* START Provided data *
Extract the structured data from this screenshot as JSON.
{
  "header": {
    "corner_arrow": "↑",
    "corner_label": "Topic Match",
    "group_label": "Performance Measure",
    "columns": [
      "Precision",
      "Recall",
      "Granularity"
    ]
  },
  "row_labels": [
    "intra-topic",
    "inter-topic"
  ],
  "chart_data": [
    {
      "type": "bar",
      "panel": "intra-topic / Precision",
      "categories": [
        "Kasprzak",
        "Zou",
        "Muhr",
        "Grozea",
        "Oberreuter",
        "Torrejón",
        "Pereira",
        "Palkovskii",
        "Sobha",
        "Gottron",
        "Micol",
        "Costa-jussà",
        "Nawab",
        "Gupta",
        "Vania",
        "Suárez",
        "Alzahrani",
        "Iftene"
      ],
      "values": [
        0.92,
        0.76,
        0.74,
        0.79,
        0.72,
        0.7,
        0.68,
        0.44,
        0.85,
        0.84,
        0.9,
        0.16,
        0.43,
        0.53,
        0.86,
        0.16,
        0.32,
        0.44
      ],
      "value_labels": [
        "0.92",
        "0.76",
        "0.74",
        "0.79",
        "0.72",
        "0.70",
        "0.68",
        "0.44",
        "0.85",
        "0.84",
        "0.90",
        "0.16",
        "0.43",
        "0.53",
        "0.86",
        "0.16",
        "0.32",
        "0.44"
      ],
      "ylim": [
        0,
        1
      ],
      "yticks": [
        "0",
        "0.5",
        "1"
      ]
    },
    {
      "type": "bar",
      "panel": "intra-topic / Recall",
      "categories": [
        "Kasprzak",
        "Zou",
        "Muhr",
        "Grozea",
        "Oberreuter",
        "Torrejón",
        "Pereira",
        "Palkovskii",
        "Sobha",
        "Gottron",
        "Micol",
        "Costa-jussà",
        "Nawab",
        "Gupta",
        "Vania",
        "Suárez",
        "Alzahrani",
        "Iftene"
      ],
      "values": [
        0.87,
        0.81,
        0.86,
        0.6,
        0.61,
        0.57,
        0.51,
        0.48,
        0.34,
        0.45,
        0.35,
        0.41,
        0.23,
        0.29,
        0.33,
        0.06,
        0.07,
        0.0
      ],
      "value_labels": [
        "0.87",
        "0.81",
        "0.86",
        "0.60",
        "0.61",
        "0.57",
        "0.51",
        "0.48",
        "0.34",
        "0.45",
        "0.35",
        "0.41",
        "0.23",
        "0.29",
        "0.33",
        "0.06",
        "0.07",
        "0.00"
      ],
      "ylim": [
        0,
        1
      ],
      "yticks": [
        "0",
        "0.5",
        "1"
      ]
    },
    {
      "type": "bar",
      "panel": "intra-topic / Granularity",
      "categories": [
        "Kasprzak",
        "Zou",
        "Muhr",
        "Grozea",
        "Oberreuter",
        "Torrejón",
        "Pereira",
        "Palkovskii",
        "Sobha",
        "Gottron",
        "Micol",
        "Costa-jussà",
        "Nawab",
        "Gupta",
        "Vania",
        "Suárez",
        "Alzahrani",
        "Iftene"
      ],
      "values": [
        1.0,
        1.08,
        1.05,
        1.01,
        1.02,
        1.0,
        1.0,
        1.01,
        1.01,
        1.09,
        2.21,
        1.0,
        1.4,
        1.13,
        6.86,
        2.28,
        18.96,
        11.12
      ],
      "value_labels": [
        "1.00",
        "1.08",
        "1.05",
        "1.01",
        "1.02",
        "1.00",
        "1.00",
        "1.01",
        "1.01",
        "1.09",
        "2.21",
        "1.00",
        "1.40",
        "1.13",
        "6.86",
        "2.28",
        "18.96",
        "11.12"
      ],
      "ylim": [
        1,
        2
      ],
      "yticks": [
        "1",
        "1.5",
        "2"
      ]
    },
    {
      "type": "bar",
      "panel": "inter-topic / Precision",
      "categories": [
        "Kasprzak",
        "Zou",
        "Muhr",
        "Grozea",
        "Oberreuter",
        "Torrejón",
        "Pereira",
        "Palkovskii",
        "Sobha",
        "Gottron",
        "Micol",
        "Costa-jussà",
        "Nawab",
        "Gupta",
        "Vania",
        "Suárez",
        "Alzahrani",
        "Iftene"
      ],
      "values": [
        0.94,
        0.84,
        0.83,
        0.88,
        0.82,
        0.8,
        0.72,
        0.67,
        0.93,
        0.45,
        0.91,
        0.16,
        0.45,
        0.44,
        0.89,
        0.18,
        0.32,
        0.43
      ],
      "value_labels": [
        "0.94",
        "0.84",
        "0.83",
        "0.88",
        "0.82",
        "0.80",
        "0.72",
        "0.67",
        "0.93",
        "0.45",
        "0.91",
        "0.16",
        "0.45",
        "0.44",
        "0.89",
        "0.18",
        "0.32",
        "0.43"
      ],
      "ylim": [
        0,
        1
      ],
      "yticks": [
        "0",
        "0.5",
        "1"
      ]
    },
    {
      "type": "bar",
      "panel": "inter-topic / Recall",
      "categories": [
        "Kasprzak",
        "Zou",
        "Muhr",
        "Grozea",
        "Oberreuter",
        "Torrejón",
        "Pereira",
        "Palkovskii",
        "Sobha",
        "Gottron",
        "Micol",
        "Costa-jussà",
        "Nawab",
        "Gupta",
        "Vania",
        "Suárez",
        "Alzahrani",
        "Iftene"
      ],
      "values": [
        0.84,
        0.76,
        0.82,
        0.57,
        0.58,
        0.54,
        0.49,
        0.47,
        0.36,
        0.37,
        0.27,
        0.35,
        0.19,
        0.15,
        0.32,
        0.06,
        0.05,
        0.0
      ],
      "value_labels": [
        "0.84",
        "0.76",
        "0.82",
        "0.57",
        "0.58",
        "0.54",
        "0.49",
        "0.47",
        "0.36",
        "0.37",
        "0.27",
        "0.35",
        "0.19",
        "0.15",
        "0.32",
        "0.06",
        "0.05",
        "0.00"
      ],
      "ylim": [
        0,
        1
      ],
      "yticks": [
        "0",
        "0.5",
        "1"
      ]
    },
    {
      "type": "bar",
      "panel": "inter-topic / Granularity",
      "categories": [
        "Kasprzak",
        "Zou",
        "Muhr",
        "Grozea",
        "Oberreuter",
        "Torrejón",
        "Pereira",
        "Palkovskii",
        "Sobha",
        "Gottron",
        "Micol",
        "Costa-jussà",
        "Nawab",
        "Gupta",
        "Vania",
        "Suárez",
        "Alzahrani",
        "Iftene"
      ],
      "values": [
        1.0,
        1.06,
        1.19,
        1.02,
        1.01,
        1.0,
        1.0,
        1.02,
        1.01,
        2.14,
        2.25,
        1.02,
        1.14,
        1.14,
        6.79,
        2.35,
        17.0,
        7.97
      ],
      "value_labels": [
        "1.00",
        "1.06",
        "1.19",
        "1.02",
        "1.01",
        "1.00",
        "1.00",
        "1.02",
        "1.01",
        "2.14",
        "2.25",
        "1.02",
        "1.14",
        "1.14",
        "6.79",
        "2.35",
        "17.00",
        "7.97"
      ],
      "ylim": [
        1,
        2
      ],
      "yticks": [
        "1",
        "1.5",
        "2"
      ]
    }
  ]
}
* END Provided data *
= Exercise goal =
Quote the entire listing above exactly.

= In response =
Extract the structured data from this screenshot as JSON.
{
  "header": {
    "corner_arrow": "↑",
    "corner_label": "Topic Match",
    "group_label": "Performance Measure",
    "columns": [
      "Precision",
      "Recall",
      "Granularity"
    ]
  },
  "row_labels": [
    "intra-topic",
    "inter-topic"
  ],
  "chart_data": [
    {
      "type": "bar",
      "panel": "intra-topic / Precision",
      "categories": [
        "Kasprzak",
        "Zou",
        "Muhr",
        "Grozea",
        "Oberreuter",
        "Torrejón",
        "Pereira",
        "Palkovskii",
        "Sobha",
        "Gottron",
        "Micol",
        "Costa-jussà",
        "Nawab",
        "Gupta",
        "Vania",
        "Suárez",
        "Alzahrani",
        "Iftene"
      ],
      "values": [
        0.92,
        0.76,
        0.74,
        0.79,
        0.72,
        0.7,
        0.68,
        0.44,
        0.85,
        0.84,
        0.9,
        0.16,
        0.43,
        0.53,
        0.86,
        0.16,
        0.32,
        0.44
      ],
      "value_labels": [
        "0.92",
        "0.76",
        "0.74",
        "0.79",
        "0.72",
        "0.70",
        "0.68",
        "0.44",
        "0.85",
        "0.84",
        "0.90",
        "0.16",
        "0.43",
        "0.53",
        "0.86",
        "0.16",
        "0.32",
        "0.44"
      ],
      "ylim": [
        0,
        1
      ],
      "yticks": [
        "0",
        "0.5",
        "1"
      ]
    },
    {
      "type": "bar",
      "panel": "intra-topic / Recall",
      "categories": [
        "Kasprzak",
        "Zou",
        "Muhr",
        "Grozea",
        "Oberreuter",
        "Torrejón",
        "Pereira",
        "Palkovskii",
        "Sobha",
        "Gottron",
        "Micol",
        "Costa-jussà",
        "Nawab",
        "Gupta",
        "Vania",
        "Suárez",
        "Alzahrani",
        "Iftene"
      ],
      "values": [
        0.87,
        0.81,
        0.86,
        0.6,
        0.61,
        0.57,
        0.51,
        0.48,
        0.34,
        0.45,
        0.35,
        0.41,
        0.23,
        0.29,
        0.33,
        0.06,
        0.07,
        0.0
      ],
      "value_labels": [
        "0.87",
        "0.81",
        "0.86",
        "0.60",
        "0.61",
        "0.57",
        "0.51",
        "0.48",
        "0.34",
        "0.45",
        "0.35",
        "0.41",
        "0.23",
        "0.29",
        "0.33",
        "0.06",
        "0.07",
        "0.00"
      ],
      "ylim": [
        0,
        1
      ],
      "yticks": [
        "0",
        "0.5",
        "1"
      ]
    },
    {
      "type": "bar",
      "panel": "intra-topic / Granularity",
      "categories": [
        "Kasprzak",
        "Zou",
        "Muhr",
        "Grozea",
        "Oberreuter",
        "Torrejón",
        "Pereira",
        "Palkovskii",
        "Sobha",
        "Gottron",
        "Micol",
        "Costa-jussà",
        "Nawab",
        "Gupta",
        "Vania",
        "Suárez",
        "Alzahrani",
        "Iftene"
      ],
      "values": [
        1.0,
        1.08,
        1.05,
        1.01,
        1.02,
        1.0,
        1.0,
        1.01,
        1.01,
        1.09,
        2.21,
        1.0,
        1.4,
        1.13,
        6.86,
        2.28,
        18.96,
        11.12
      ],
      "value_labels": [
        "1.00",
        "1.08",
        "1.05",
        "1.01",
        "1.02",
        "1.00",
        "1.00",
        "1.01",
        "1.01",
        "1.09",
        "2.21",
        "1.00",
        "1.40",
        "1.13",
        "6.86",
        "2.28",
        "18.96",
        "11.12"
      ],
      "ylim": [
        1,
        2
      ],
      "yticks": [
        "1",
        "1.5",
        "2"
      ]
    },
    {
      "type": "bar",
      "panel": "inter-topic / Precision",
      "categories": [
        "Kasprzak",
        "Zou",
        "Muhr",
        "Grozea",
        "Oberreuter",
        "Torrejón",
        "Pereira",
        "Palkovskii",
        "Sobha",
        "Gottron",
        "Micol",
        "Costa-jussà",
        "Nawab",
        "Gupta",
        "Vania",
        "Suárez",
        "Alzahrani",
        "Iftene"
      ],
      "values": [
        0.94,
        0.84,
        0.83,
        0.88,
        0.82,
        0.8,
        0.72,
        0.67,
        0.93,
        0.45,
        0.91,
        0.16,
        0.45,
        0.44,
        0.89,
        0.18,
        0.32,
        0.43
      ],
      "value_labels": [
        "0.94",
        "0.84",
        "0.83",
        "0.88",
        "0.82",
        "0.80",
        "0.72",
        "0.67",
        "0.93",
        "0.45",
        "0.91",
        "0.16",
        "0.45",
        "0.44",
        "0.89",
        "0.18",
        "0.32",
        "0.43"
      ],
      "ylim": [
        0,
        1
      ],
      "yticks": [
        "0",
        "0.5",
        "1"
      ]
    },
    {
      "type": "bar",
      "panel": "inter-topic / Recall",
      "categories": [
        "Kasprzak",
        "Zou",
        "Muhr",
        "Grozea",
        "Oberreuter",
        "Torrejón",
        "Pereira",
        "Palkovskii",
        "Sobha",
        "Gottron",
        "Micol",
        "Costa-jussà",
        "Nawab",
        "Gupta",
        "Vania",
        "Suárez",
        "Alzahrani",
        "Iftene"
      ],
      "values": [
        0.84,
        0.76,
        0.82,
        0.57,
        0.58,
        0.54,
        0.49,
        0.47,
        0.36,
        0.37,
        0.27,
        0.35,
        0.19,
        0.15,
        0.32,
        0.06,
        0.05,
        0.0
      ],
      "value_labels": [
        "0.84",
        "0.76",
        "0.82",
        "0.57",
        "0.58",
        "0.54",
        "0.49",
        "0.47",
        "0.36",
        "0.37",
        "0.27",
        "0.35",
        "0.19",
        "0.15",
        "0.32",
        "0.06",
        "0.05",
        "0.00"
      ],
      "ylim": [
        0,
        1
      ],
      "yticks": [
        "0",
        "0.5",
        "1"
      ]
    },
    {
      "type": "bar",
      "panel": "inter-topic / Granularity",
      "categories": [
        "Kasprzak",
        "Zou",
        "Muhr",
        "Grozea",
        "Oberreuter",
        "Torrejón",
        "Pereira",
        "Palkovskii",
        "Sobha",
        "Gottron",
        "Micol",
        "Costa-jussà",
        "Nawab",
        "Gupta",
        "Vania",
        "Suárez",
        "Alzahrani",
        "Iftene"
      ],
      "values": [
        1.0,
        1.06,
        1.19,
        1.02,
        1.01,
        1.0,
        1.0,
        1.02,
        1.01,
        2.14,
        2.25,
        1.02,
        1.14,
        1.14,
        6.79,
        2.35,
        17.0,
        7.97
      ],
      "value_labels": [
        "1.00",
        "1.06",
        "1.19",
        "1.02",
        "1.01",
        "1.00",
        "1.00",
        "1.02",
        "1.01",
        "2.14",
        "2.25",
        "1.02",
        "1.14",
        "1.14",
        "6.79",
        "2.35",
        "17.00",
        "7.97"
      ],
      "ylim": [
        1,
        2
      ],
      "yticks": [
        "1",
        "1.5",
        "2"
      ]
    }
  ]
}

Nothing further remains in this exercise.